- Required work
Select the lines that contain "class" and copy each of them.

___

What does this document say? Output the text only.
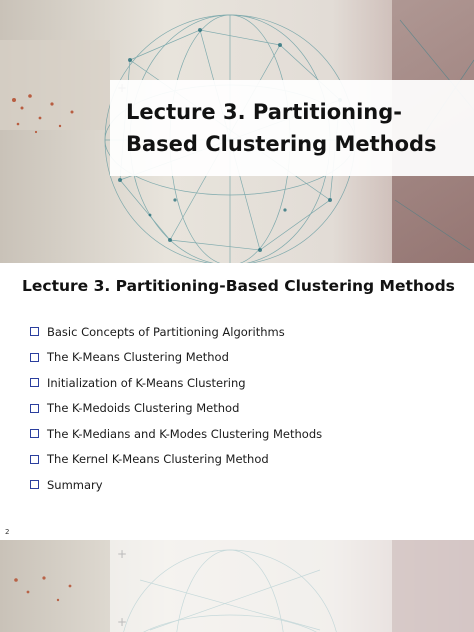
Lecture 3. Partitioning-Based Clustering Methods
Lecture 3. Partitioning-Based Clustering Methods
Basic Concepts of Partitioning Algorithms
The K-Means Clustering Method
Initialization of K-Means Clustering
The K-Medoids Clustering Method
The K-Medians and K-Modes Clustering Methods
The Kernel K-Means Clustering Method
Summary
2
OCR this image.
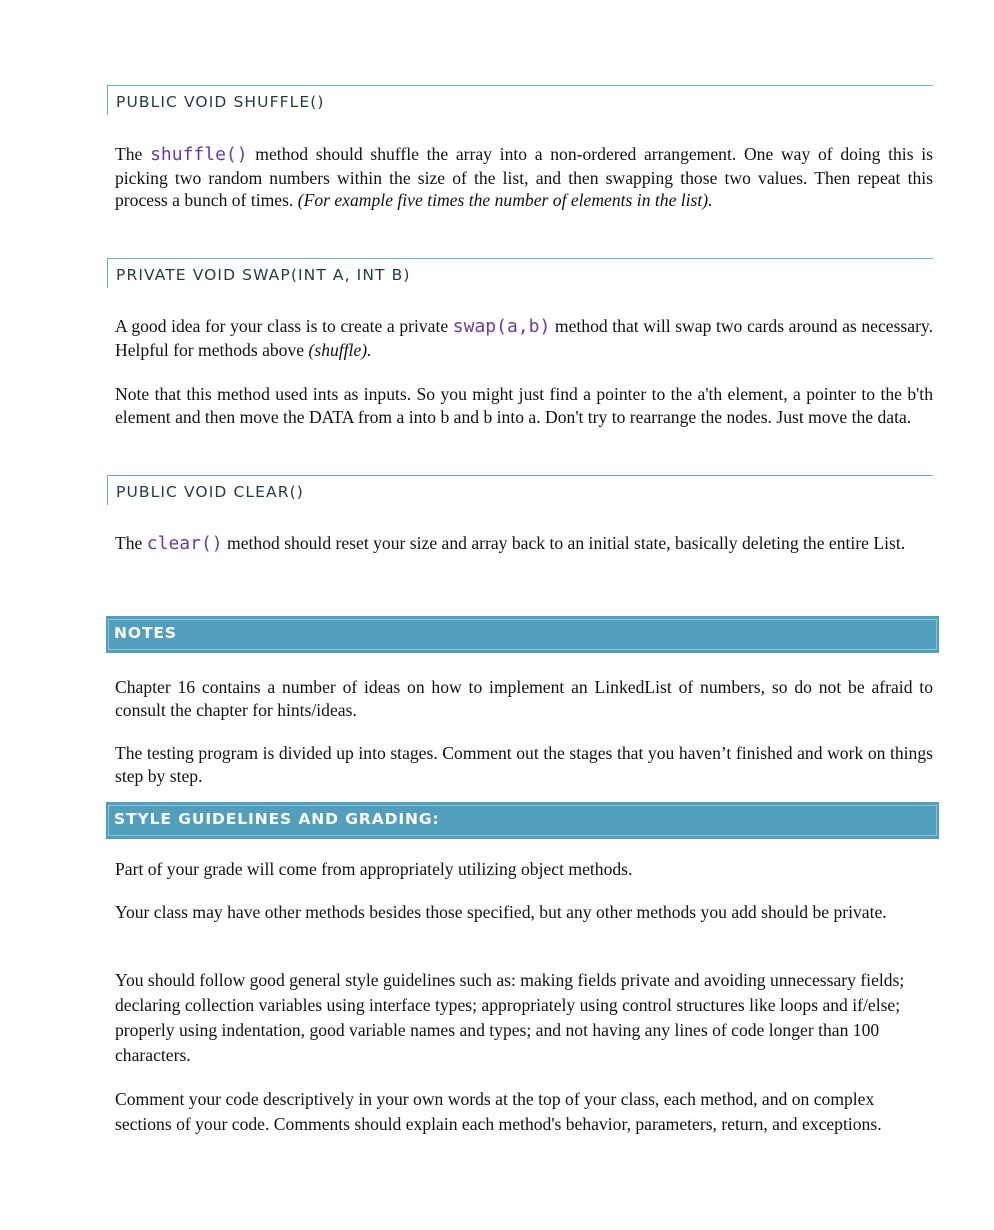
PUBLIC VOID SHUFFLE()
The shuffle() method should shuffle the array into a non-ordered arrangement. One way of doing this is picking two random numbers within the size of the list, and then swapping those two values. Then repeat this process a bunch of times. (For example five times the number of elements in the list).
PRIVATE VOID SWAP(INT A, INT B)
A good idea for your class is to create a private swap(a,b) method that will swap two cards around as necessary. Helpful for methods above (shuffle).
Note that this method used ints as inputs. So you might just find a pointer to the a'th element, a pointer to the b'th element and then move the DATA from a into b and b into a. Don't try to rearrange the nodes. Just move the data.
PUBLIC VOID CLEAR()
The clear() method should reset your size and array back to an initial state, basically deleting the entire List.
NOTES
Chapter 16 contains a number of ideas on how to implement an LinkedList of numbers, so do not be afraid to consult the chapter for hints/ideas.
The testing program is divided up into stages. Comment out the stages that you haven’t finished and work on things step by step.
STYLE GUIDELINES AND GRADING:
Part of your grade will come from appropriately utilizing object methods.
Your class may have other methods besides those specified, but any other methods you add should be private.
You should follow good general style guidelines such as: making fields private and avoiding unnecessary fields; declaring collection variables using interface types; appropriately using control structures like loops and if/else; properly using indentation, good variable names and types; and not having any lines of code longer than 100 characters.
Comment your code descriptively in your own words at the top of your class, each method, and on complex sections of your code. Comments should explain each method's behavior, parameters, return, and exceptions.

___

- Finished task
A good idea for your class is to create a private swap(a,b) method that will swap two cards around as necessary. Helpful for methods above (shuffle).
Your class may have other methods besides those specified, but any other methods you add should be private.
Comment your code descriptively in your own words at the top of your class, each method, and on complex sections of your code. Comments should explain each method's behavior, parameters, return, and exceptions.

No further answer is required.